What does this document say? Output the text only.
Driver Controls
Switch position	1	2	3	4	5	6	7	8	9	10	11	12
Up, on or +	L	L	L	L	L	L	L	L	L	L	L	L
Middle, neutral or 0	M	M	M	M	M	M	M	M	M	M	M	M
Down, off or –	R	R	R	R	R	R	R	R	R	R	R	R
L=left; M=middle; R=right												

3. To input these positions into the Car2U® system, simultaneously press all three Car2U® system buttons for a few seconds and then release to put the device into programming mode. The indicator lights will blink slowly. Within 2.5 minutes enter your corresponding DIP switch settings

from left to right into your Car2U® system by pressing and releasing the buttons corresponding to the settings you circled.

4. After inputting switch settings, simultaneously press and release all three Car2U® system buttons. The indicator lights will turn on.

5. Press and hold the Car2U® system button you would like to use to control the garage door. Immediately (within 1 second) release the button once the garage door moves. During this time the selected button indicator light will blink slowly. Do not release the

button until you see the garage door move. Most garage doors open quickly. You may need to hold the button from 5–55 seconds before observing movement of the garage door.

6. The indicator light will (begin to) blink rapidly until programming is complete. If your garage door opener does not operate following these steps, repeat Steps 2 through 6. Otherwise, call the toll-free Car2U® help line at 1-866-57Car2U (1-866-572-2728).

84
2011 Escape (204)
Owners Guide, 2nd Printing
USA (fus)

= = = =

_Work to do_
Which lines in the listing above hold the word "garage"? Show each of them.

_The solution_
5. Press and hold the Car2U® system button you would like to use to control the garage door. Immediately (within 1 second) release the button once the garage door moves. During this time the selected button indicator light will blink slowly. Do not release the
button until you see the garage door move. Most garage doors open quickly. You may need to hold the button from 5–55 seconds before observing movement of the garage door.
6. The indicator light will (begin to) blink rapidly until programming is complete. If your garage door opener does not operate following these steps, repeat Steps 2 through 6. Otherwise, call the toll-free Car2U® help line at 1-866-57Car2U (1-866-572-2728).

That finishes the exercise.